Lines of data:
— BEGIN —

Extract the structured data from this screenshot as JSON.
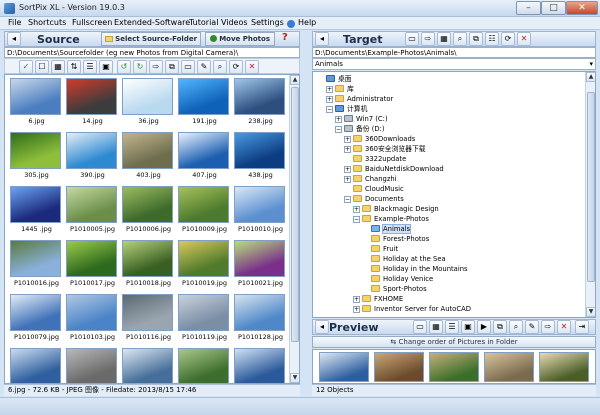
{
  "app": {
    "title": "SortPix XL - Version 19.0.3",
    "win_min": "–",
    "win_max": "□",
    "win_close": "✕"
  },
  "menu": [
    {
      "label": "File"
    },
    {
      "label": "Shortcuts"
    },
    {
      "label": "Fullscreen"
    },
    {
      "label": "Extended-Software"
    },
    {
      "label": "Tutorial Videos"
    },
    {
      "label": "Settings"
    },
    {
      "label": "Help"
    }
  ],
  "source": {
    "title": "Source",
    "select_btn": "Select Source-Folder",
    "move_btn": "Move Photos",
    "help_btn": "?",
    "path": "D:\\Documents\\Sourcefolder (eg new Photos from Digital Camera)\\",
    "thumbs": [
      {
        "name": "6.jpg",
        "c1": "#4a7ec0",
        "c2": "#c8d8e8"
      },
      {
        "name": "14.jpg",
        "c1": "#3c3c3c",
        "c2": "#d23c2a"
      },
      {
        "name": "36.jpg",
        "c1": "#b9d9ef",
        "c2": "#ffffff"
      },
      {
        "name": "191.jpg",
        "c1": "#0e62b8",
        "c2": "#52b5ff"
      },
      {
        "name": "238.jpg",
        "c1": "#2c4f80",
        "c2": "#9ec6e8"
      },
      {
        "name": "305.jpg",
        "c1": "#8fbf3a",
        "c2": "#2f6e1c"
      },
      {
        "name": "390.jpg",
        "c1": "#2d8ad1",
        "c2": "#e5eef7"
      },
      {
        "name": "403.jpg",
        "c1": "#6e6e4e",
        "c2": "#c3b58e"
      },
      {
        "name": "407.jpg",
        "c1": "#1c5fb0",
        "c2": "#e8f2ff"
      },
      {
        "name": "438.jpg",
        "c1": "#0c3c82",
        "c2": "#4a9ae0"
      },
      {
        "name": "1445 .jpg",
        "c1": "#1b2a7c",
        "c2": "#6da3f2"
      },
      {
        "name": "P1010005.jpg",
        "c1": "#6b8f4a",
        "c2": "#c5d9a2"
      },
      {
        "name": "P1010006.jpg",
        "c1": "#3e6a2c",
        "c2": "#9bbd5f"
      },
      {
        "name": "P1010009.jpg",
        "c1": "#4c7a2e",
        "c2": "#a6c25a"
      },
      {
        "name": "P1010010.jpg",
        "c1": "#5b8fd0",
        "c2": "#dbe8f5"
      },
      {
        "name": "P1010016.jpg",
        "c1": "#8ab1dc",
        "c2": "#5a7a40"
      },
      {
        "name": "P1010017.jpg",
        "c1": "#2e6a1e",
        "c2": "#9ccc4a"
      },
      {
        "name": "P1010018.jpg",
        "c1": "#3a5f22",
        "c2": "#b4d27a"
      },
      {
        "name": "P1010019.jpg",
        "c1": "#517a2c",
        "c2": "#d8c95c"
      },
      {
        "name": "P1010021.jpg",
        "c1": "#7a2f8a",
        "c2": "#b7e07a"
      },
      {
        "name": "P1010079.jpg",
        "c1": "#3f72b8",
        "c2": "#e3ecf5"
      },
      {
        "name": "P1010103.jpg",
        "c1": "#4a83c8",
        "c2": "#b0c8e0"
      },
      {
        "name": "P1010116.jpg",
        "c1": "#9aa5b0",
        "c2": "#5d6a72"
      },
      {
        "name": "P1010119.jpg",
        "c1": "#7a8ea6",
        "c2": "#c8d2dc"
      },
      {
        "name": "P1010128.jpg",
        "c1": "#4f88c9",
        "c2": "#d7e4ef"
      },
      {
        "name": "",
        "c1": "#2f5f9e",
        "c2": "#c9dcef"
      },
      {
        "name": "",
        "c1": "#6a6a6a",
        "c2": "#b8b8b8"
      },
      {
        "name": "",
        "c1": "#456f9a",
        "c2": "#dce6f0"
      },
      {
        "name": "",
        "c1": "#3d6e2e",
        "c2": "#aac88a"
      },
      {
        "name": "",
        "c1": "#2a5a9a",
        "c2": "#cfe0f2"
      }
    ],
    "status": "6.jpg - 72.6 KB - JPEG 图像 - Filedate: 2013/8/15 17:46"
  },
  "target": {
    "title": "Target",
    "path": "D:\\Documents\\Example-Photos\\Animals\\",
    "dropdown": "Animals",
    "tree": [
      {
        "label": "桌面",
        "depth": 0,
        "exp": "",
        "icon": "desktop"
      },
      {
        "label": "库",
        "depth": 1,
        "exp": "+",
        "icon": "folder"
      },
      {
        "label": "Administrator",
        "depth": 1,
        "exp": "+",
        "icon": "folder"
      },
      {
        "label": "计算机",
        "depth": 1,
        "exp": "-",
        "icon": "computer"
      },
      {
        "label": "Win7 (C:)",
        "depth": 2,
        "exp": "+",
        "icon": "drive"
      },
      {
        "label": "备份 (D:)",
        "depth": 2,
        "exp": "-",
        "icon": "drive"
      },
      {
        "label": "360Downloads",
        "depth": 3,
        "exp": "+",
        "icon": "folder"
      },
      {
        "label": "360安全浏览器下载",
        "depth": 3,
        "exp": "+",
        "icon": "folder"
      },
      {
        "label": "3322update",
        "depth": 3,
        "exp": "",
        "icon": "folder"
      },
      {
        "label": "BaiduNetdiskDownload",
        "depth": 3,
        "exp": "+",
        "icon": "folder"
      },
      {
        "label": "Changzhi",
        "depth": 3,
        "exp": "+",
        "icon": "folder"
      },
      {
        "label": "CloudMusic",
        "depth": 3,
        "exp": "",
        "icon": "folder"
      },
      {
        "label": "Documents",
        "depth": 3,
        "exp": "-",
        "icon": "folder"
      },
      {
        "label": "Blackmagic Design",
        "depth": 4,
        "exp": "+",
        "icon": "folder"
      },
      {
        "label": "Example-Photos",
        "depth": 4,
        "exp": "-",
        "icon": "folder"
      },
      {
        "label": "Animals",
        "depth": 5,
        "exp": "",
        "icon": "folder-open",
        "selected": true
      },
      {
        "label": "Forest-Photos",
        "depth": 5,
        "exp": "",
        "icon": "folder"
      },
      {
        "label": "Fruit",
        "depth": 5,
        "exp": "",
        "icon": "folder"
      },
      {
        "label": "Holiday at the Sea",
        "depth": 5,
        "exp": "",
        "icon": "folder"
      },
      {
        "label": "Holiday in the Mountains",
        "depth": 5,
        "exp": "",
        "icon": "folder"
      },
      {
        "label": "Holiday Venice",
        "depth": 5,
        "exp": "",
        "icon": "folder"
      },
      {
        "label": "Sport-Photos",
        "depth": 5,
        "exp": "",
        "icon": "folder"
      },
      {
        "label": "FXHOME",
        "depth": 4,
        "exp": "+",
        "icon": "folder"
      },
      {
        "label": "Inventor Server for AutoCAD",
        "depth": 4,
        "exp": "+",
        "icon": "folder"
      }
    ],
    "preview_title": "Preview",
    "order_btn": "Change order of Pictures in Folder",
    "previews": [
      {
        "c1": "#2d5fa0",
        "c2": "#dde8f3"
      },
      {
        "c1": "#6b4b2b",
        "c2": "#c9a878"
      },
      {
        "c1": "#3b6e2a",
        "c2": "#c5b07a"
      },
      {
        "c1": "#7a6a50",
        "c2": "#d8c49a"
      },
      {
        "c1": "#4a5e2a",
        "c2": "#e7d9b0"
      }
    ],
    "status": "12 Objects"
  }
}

— END —

▶ Short problem
Collect the complete line wherever the string "path" appears in the records.

▶ Response for this exercise
    "path": "D:\\Documents\\Sourcefolder (eg new Photos from Digital Camera)\\",
    "path": "D:\\Documents\\Example-Photos\\Animals\\",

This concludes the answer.